-- Begin RECORDS TO PROCESS --

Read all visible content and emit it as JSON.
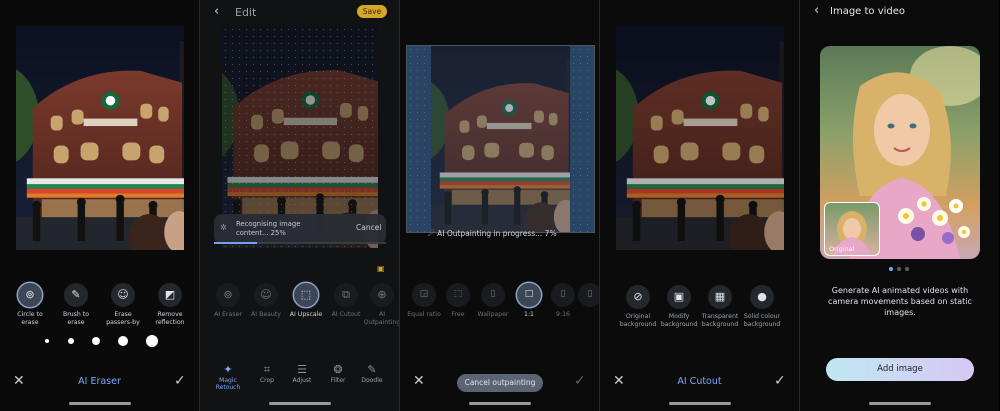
{
  "panel1": {
    "tools": [
      {
        "label": "Circle to erase",
        "icon": "circle-erase-icon"
      },
      {
        "label": "Brush to erase",
        "icon": "brush-icon"
      },
      {
        "label": "Erase passers-by",
        "icon": "people-icon"
      },
      {
        "label": "Remove reflection",
        "icon": "reflection-icon"
      }
    ],
    "brush_sizes": 5,
    "title": "AI Eraser"
  },
  "panel2": {
    "header": {
      "title": "Edit",
      "save": "Save"
    },
    "progress_text": "Recognising image content... 25%",
    "cancel": "Cancel",
    "progress": 0.25,
    "tools": [
      {
        "label": "AI Eraser"
      },
      {
        "label": "AI Beauty"
      },
      {
        "label": "AI Upscale"
      },
      {
        "label": "AI Cutout"
      },
      {
        "label": "AI Outpainting"
      }
    ],
    "nav": [
      {
        "label": "Magic Retouch",
        "icon": "magic-icon"
      },
      {
        "label": "Crop",
        "icon": "crop-icon"
      },
      {
        "label": "Adjust",
        "icon": "sliders-icon"
      },
      {
        "label": "Filter",
        "icon": "filter-icon"
      },
      {
        "label": "Doodle",
        "icon": "pen-icon"
      }
    ]
  },
  "panel3": {
    "progress_text": "AI Outpainting in progress... 7%",
    "progress": 0.07,
    "ratios": [
      {
        "label": "Equal ratio"
      },
      {
        "label": "Free"
      },
      {
        "label": "Wallpaper"
      },
      {
        "label": "1:1"
      },
      {
        "label": "9:16"
      }
    ],
    "cancel_button": "Cancel outpainting"
  },
  "panel4": {
    "options": [
      {
        "label": "Original background"
      },
      {
        "label": "Modify background"
      },
      {
        "label": "Transparent background"
      },
      {
        "label": "Solid colour background"
      }
    ],
    "title": "AI Cutout"
  },
  "panel5": {
    "header": {
      "title": "Image to video"
    },
    "original_label": "Original",
    "description": "Generate AI animated videos with camera movements based on static images.",
    "add_button": "Add image",
    "pages": 3,
    "active_page": 0
  },
  "colors": {
    "accent_blue": "#7aa7ff",
    "save_yellow": "#d4a62a",
    "add_gradient_start": "#bfe7f2",
    "add_gradient_end": "#d8c8f5"
  }
}
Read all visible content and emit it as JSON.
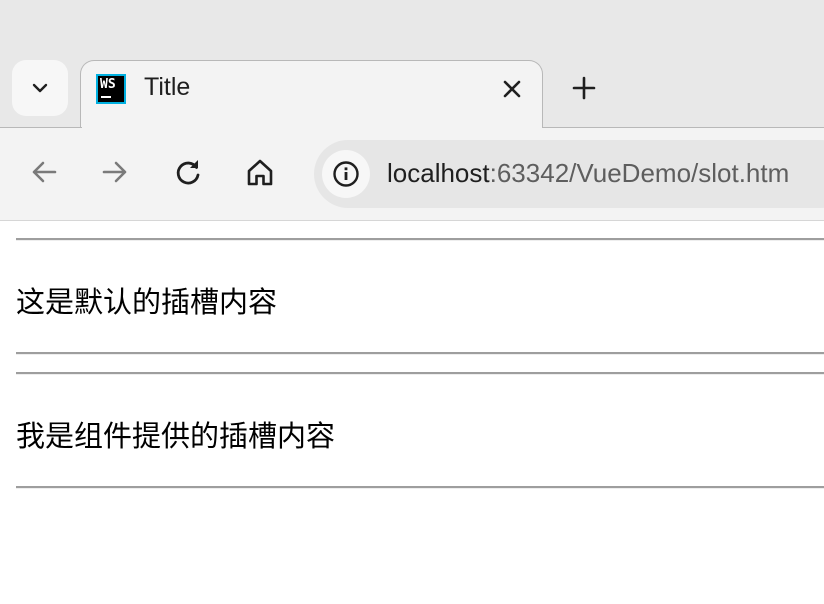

-- End RECORDS TO PROCESS --

WHAT YOU SHOULD DO: Reproduce every record above exactly, but leave out the pictures.

COMPLETE RESPONSE:
Read all visible content and emit it as JSON.
{
  "panel1": {
    "tools": [
      {
        "label": "Circle to erase",
        "icon": "circle-erase-icon"
      },
      {
        "label": "Brush to erase",
        "icon": "brush-icon"
      },
      {
        "label": "Erase passers-by",
        "icon": "people-icon"
      },
      {
        "label": "Remove reflection",
        "icon": "reflection-icon"
      }
    ],
    "brush_sizes": 5,
    "title": "AI Eraser"
  },
  "panel2": {
    "header": {
      "title": "Edit",
      "save": "Save"
    },
    "progress_text": "Recognising image content... 25%",
    "cancel": "Cancel",
    "progress": 0.25,
    "tools": [
      {
        "label": "AI Eraser"
      },
      {
        "label": "AI Beauty"
      },
      {
        "label": "AI Upscale"
      },
      {
        "label": "AI Cutout"
      },
      {
        "label": "AI Outpainting"
      }
    ],
    "nav": [
      {
        "label": "Magic Retouch",
        "icon": "magic-icon"
      },
      {
        "label": "Crop",
        "icon": "crop-icon"
      },
      {
        "label": "Adjust",
        "icon": "sliders-icon"
      },
      {
        "label": "Filter",
        "icon": "filter-icon"
      },
      {
        "label": "Doodle",
        "icon": "pen-icon"
      }
    ]
  },
  "panel3": {
    "progress_text": "AI Outpainting in progress... 7%",
    "progress": 0.07,
    "ratios": [
      {
        "label": "Equal ratio"
      },
      {
        "label": "Free"
      },
      {
        "label": "Wallpaper"
      },
      {
        "label": "1:1"
      },
      {
        "label": "9:16"
      }
    ],
    "cancel_button": "Cancel outpainting"
  },
  "panel4": {
    "options": [
      {
        "label": "Original background"
      },
      {
        "label": "Modify background"
      },
      {
        "label": "Transparent background"
      },
      {
        "label": "Solid colour background"
      }
    ],
    "title": "AI Cutout"
  },
  "panel5": {
    "header": {
      "title": "Image to video"
    },
    "original_label": "Original",
    "description": "Generate AI animated videos with camera movements based on static images.",
    "add_button": "Add image",
    "pages": 3,
    "active_page": 0
  },
  "colors": {
    "accent_blue": "#7aa7ff",
    "save_yellow": "#d4a62a",
    "add_gradient_start": "#bfe7f2",
    "add_gradient_end": "#d8c8f5"
  }
}
Read all visible content and emit it as JSON.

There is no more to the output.